**TASK GOAL:** In the lines below, how many hold the word "Москва"? Answer only with the number.
-- ENTRIES PROVIDED start --
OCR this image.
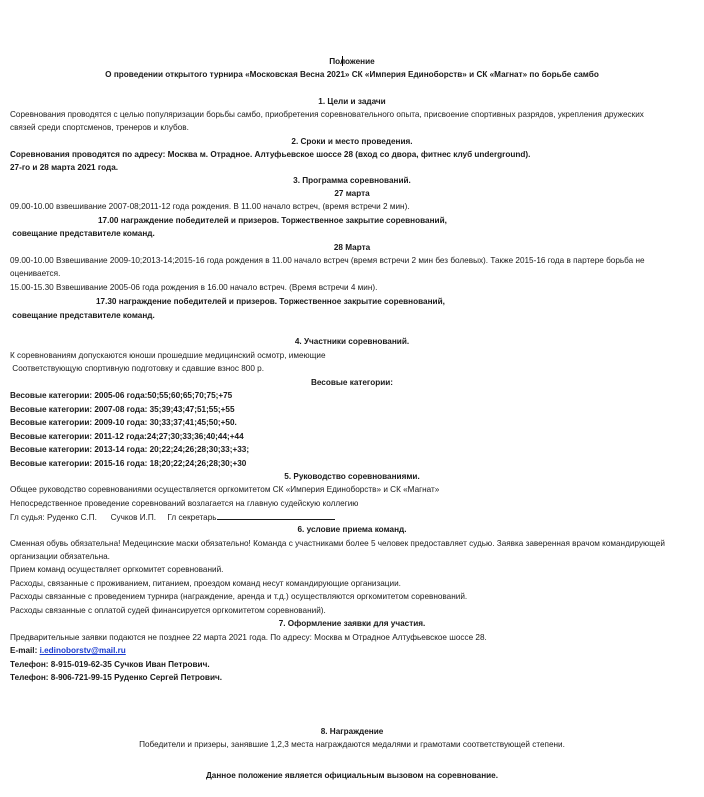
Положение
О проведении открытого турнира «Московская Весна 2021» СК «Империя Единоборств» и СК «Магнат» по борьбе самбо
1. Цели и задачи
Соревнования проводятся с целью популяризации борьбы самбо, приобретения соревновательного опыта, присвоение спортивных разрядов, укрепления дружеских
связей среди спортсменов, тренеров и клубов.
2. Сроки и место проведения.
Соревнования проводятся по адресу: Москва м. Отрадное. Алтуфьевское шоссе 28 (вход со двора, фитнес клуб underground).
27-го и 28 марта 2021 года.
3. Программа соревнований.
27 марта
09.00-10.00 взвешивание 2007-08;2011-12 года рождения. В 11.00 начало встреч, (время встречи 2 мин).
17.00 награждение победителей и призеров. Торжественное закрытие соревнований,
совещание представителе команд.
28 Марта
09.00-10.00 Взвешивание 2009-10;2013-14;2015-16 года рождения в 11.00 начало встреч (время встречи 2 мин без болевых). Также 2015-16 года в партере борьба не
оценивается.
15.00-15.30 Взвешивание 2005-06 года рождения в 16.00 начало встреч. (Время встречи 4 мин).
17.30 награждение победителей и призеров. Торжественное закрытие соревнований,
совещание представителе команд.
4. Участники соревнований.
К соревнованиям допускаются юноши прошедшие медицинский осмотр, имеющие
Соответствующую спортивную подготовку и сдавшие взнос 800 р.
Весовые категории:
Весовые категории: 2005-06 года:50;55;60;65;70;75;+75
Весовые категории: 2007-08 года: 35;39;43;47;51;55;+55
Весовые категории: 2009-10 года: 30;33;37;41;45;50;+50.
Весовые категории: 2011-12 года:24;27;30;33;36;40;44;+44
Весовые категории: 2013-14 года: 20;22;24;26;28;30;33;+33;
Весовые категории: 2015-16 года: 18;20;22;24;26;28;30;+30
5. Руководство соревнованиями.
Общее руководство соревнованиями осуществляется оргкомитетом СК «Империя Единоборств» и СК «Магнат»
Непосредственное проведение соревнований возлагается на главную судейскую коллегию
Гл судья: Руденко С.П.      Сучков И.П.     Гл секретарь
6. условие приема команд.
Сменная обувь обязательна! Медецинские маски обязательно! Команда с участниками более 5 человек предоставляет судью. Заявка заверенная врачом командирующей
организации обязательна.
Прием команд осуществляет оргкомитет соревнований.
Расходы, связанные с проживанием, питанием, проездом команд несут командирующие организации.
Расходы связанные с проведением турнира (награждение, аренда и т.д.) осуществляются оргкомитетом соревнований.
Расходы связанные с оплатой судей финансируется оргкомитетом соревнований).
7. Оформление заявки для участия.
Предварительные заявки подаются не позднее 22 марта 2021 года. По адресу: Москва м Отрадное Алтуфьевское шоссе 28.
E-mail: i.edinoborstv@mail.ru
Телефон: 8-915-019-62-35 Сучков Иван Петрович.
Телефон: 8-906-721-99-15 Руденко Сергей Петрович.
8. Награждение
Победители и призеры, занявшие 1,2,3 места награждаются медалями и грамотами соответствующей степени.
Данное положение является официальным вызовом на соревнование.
-- ENTRIES PROVIDED end --
-- ENTRIES PROVIDED start --
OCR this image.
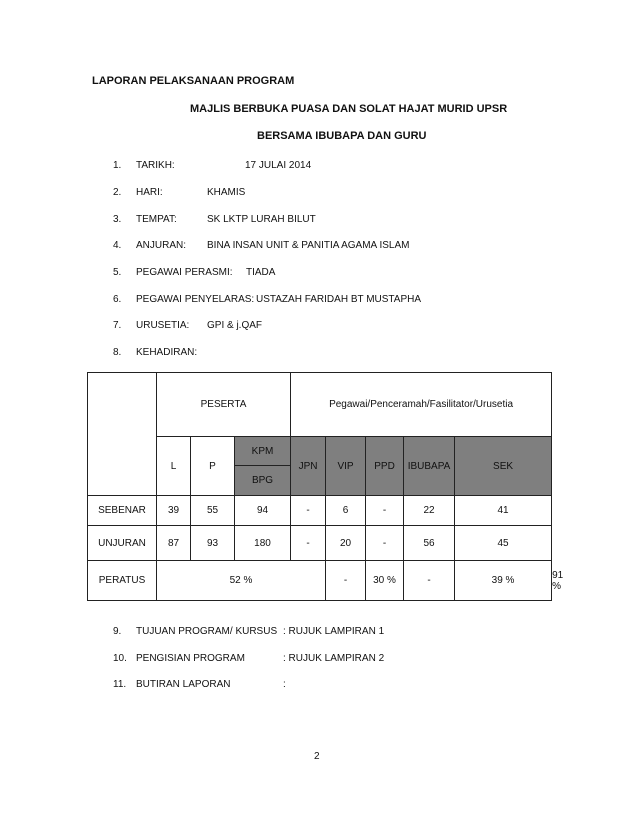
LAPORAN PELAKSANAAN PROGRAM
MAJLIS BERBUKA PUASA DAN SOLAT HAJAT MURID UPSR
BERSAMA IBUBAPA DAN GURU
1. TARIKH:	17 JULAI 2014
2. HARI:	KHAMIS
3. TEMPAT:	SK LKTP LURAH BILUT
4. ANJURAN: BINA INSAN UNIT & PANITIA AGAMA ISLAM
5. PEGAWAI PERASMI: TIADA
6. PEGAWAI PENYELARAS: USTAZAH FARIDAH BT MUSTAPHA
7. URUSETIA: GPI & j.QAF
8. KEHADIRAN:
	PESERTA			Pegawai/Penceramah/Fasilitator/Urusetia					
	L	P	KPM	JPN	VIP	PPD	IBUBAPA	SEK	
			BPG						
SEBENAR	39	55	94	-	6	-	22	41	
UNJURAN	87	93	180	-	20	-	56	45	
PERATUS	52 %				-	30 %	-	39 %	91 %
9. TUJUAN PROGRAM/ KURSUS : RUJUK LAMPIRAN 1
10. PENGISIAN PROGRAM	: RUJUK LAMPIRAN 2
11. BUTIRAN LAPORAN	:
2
-- ENTRIES PROVIDED end --
**ANSWER TO THE EXERCISE:** 2